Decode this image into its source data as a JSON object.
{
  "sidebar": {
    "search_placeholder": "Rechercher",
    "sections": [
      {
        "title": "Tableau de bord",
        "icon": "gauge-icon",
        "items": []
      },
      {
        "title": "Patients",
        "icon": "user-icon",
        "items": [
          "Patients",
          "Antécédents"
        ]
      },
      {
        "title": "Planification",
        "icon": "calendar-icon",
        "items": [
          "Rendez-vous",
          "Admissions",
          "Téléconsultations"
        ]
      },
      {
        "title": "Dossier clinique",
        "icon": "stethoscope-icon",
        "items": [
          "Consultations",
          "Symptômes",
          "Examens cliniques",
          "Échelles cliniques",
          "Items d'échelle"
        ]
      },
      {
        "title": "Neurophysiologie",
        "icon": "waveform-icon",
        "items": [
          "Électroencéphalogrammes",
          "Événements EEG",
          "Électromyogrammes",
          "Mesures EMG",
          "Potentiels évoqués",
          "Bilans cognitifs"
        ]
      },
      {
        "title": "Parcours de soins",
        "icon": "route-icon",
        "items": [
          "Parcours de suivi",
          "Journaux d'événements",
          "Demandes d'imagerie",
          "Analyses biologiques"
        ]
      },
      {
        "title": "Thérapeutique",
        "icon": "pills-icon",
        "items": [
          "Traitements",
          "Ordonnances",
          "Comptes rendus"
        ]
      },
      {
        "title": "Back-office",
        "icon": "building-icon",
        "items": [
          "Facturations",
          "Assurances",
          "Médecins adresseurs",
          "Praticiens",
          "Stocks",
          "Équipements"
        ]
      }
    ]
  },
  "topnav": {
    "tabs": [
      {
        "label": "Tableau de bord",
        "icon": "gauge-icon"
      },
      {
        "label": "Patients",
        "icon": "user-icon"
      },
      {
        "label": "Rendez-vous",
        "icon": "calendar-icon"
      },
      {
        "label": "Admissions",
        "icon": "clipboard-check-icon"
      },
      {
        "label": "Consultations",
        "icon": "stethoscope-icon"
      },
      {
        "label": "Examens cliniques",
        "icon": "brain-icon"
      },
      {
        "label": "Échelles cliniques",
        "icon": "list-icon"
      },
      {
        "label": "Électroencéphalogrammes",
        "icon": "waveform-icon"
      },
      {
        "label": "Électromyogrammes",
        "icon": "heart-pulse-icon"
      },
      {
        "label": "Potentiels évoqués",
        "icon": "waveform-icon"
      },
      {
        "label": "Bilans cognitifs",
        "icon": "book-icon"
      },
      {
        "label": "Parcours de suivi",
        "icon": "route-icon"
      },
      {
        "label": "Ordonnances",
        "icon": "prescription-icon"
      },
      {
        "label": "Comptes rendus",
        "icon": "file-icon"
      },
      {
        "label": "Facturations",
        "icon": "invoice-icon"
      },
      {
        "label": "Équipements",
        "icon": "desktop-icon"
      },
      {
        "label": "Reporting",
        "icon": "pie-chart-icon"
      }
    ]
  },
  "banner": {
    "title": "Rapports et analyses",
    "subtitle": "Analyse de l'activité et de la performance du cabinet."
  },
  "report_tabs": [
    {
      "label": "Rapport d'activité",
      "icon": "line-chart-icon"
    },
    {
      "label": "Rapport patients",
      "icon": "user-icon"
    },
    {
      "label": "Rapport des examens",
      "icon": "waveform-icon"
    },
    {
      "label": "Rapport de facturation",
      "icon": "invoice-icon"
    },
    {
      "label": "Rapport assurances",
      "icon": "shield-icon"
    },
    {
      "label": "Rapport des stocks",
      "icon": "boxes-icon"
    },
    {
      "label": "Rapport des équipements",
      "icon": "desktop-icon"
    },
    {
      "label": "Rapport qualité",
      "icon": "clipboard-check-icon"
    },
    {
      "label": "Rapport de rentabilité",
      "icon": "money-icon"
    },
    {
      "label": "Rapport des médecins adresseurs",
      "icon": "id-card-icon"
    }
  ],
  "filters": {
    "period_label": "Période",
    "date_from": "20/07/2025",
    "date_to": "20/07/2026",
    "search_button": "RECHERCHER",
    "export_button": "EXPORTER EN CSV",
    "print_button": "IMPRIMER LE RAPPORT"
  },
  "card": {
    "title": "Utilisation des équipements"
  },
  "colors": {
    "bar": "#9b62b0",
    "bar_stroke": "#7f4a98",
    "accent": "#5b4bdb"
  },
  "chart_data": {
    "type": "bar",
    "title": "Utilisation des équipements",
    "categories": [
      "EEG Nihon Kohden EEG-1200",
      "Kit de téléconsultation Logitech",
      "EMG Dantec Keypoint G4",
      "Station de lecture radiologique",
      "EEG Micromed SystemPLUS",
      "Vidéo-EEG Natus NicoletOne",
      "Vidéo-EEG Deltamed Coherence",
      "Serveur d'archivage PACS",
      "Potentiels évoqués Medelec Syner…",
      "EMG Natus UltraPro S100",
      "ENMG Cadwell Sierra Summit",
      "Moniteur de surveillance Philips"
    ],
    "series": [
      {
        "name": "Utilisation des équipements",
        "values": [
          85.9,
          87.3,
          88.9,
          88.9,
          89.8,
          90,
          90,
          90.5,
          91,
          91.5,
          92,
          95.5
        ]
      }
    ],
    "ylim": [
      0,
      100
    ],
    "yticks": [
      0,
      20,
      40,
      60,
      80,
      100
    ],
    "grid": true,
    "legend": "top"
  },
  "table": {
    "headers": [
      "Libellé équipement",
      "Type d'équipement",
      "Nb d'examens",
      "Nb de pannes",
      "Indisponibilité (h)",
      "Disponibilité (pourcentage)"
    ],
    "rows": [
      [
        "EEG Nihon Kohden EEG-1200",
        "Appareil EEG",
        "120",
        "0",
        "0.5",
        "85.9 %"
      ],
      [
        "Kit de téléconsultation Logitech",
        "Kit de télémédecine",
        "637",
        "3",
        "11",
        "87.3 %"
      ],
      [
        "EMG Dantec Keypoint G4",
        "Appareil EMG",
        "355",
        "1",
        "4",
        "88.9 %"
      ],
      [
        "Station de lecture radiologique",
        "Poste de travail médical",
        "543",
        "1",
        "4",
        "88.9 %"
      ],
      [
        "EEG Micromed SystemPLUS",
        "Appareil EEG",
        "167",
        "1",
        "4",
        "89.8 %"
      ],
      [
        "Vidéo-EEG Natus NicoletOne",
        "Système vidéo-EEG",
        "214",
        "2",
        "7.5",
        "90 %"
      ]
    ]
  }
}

####################

WHAT TO WORK ON
Extract the data exactly as given.

EXERCISE ANSWER
Decode this image into its source data as a JSON object.
{
  "sidebar": {
    "search_placeholder": "Rechercher",
    "sections": [
      {
        "title": "Tableau de bord",
        "icon": "gauge-icon",
        "items": []
      },
      {
        "title": "Patients",
        "icon": "user-icon",
        "items": [
          "Patients",
          "Antécédents"
        ]
      },
      {
        "title": "Planification",
        "icon": "calendar-icon",
        "items": [
          "Rendez-vous",
          "Admissions",
          "Téléconsultations"
        ]
      },
      {
        "title": "Dossier clinique",
        "icon": "stethoscope-icon",
        "items": [
          "Consultations",
          "Symptômes",
          "Examens cliniques",
          "Échelles cliniques",
          "Items d'échelle"
        ]
      },
      {
        "title": "Neurophysiologie",
        "icon": "waveform-icon",
        "items": [
          "Électroencéphalogrammes",
          "Événements EEG",
          "Électromyogrammes",
          "Mesures EMG",
          "Potentiels évoqués",
          "Bilans cognitifs"
        ]
      },
      {
        "title": "Parcours de soins",
        "icon": "route-icon",
        "items": [
          "Parcours de suivi",
          "Journaux d'événements",
          "Demandes d'imagerie",
          "Analyses biologiques"
        ]
      },
      {
        "title": "Thérapeutique",
        "icon": "pills-icon",
        "items": [
          "Traitements",
          "Ordonnances",
          "Comptes rendus"
        ]
      },
      {
        "title": "Back-office",
        "icon": "building-icon",
        "items": [
          "Facturations",
          "Assurances",
          "Médecins adresseurs",
          "Praticiens",
          "Stocks",
          "Équipements"
        ]
      }
    ]
  },
  "topnav": {
    "tabs": [
      {
        "label": "Tableau de bord",
        "icon": "gauge-icon"
      },
      {
        "label": "Patients",
        "icon": "user-icon"
      },
      {
        "label": "Rendez-vous",
        "icon": "calendar-icon"
      },
      {
        "label": "Admissions",
        "icon": "clipboard-check-icon"
      },
      {
        "label": "Consultations",
        "icon": "stethoscope-icon"
      },
      {
        "label": "Examens cliniques",
        "icon": "brain-icon"
      },
      {
        "label": "Échelles cliniques",
        "icon": "list-icon"
      },
      {
        "label": "Électroencéphalogrammes",
        "icon": "waveform-icon"
      },
      {
        "label": "Électromyogrammes",
        "icon": "heart-pulse-icon"
      },
      {
        "label": "Potentiels évoqués",
        "icon": "waveform-icon"
      },
      {
        "label": "Bilans cognitifs",
        "icon": "book-icon"
      },
      {
        "label": "Parcours de suivi",
        "icon": "route-icon"
      },
      {
        "label": "Ordonnances",
        "icon": "prescription-icon"
      },
      {
        "label": "Comptes rendus",
        "icon": "file-icon"
      },
      {
        "label": "Facturations",
        "icon": "invoice-icon"
      },
      {
        "label": "Équipements",
        "icon": "desktop-icon"
      },
      {
        "label": "Reporting",
        "icon": "pie-chart-icon"
      }
    ]
  },
  "banner": {
    "title": "Rapports et analyses",
    "subtitle": "Analyse de l'activité et de la performance du cabinet."
  },
  "report_tabs": [
    {
      "label": "Rapport d'activité",
      "icon": "line-chart-icon"
    },
    {
      "label": "Rapport patients",
      "icon": "user-icon"
    },
    {
      "label": "Rapport des examens",
      "icon": "waveform-icon"
    },
    {
      "label": "Rapport de facturation",
      "icon": "invoice-icon"
    },
    {
      "label": "Rapport assurances",
      "icon": "shield-icon"
    },
    {
      "label": "Rapport des stocks",
      "icon": "boxes-icon"
    },
    {
      "label": "Rapport des équipements",
      "icon": "desktop-icon"
    },
    {
      "label": "Rapport qualité",
      "icon": "clipboard-check-icon"
    },
    {
      "label": "Rapport de rentabilité",
      "icon": "money-icon"
    },
    {
      "label": "Rapport des médecins adresseurs",
      "icon": "id-card-icon"
    }
  ],
  "filters": {
    "period_label": "Période",
    "date_from": "20/07/2025",
    "date_to": "20/07/2026",
    "search_button": "RECHERCHER",
    "export_button": "EXPORTER EN CSV",
    "print_button": "IMPRIMER LE RAPPORT"
  },
  "card": {
    "title": "Utilisation des équipements"
  },
  "colors": {
    "bar": "#9b62b0",
    "bar_stroke": "#7f4a98",
    "accent": "#5b4bdb"
  },
  "chart_data": {
    "type": "bar",
    "title": "Utilisation des équipements",
    "categories": [
      "EEG Nihon Kohden EEG-1200",
      "Kit de téléconsultation Logitech",
      "EMG Dantec Keypoint G4",
      "Station de lecture radiologique",
      "EEG Micromed SystemPLUS",
      "Vidéo-EEG Natus NicoletOne",
      "Vidéo-EEG Deltamed Coherence",
      "Serveur d'archivage PACS",
      "Potentiels évoqués Medelec Syner…",
      "EMG Natus UltraPro S100",
      "ENMG Cadwell Sierra Summit",
      "Moniteur de surveillance Philips"
    ],
    "series": [
      {
        "name": "Utilisation des équipements",
        "values": [
          85.9,
          87.3,
          88.9,
          88.9,
          89.8,
          90,
          90,
          90.5,
          91,
          91.5,
          92,
          95.5
        ]
      }
    ],
    "ylim": [
      0,
      100
    ],
    "yticks": [
      0,
      20,
      40,
      60,
      80,
      100
    ],
    "grid": true,
    "legend": "top"
  },
  "table": {
    "headers": [
      "Libellé équipement",
      "Type d'équipement",
      "Nb d'examens",
      "Nb de pannes",
      "Indisponibilité (h)",
      "Disponibilité (pourcentage)"
    ],
    "rows": [
      [
        "EEG Nihon Kohden EEG-1200",
        "Appareil EEG",
        "120",
        "0",
        "0.5",
        "85.9 %"
      ],
      [
        "Kit de téléconsultation Logitech",
        "Kit de télémédecine",
        "637",
        "3",
        "11",
        "87.3 %"
      ],
      [
        "EMG Dantec Keypoint G4",
        "Appareil EMG",
        "355",
        "1",
        "4",
        "88.9 %"
      ],
      [
        "Station de lecture radiologique",
        "Poste de travail médical",
        "543",
        "1",
        "4",
        "88.9 %"
      ],
      [
        "EEG Micromed SystemPLUS",
        "Appareil EEG",
        "167",
        "1",
        "4",
        "89.8 %"
      ],
      [
        "Vidéo-EEG Natus NicoletOne",
        "Système vidéo-EEG",
        "214",
        "2",
        "7.5",
        "90 %"
      ]
    ]
  }
}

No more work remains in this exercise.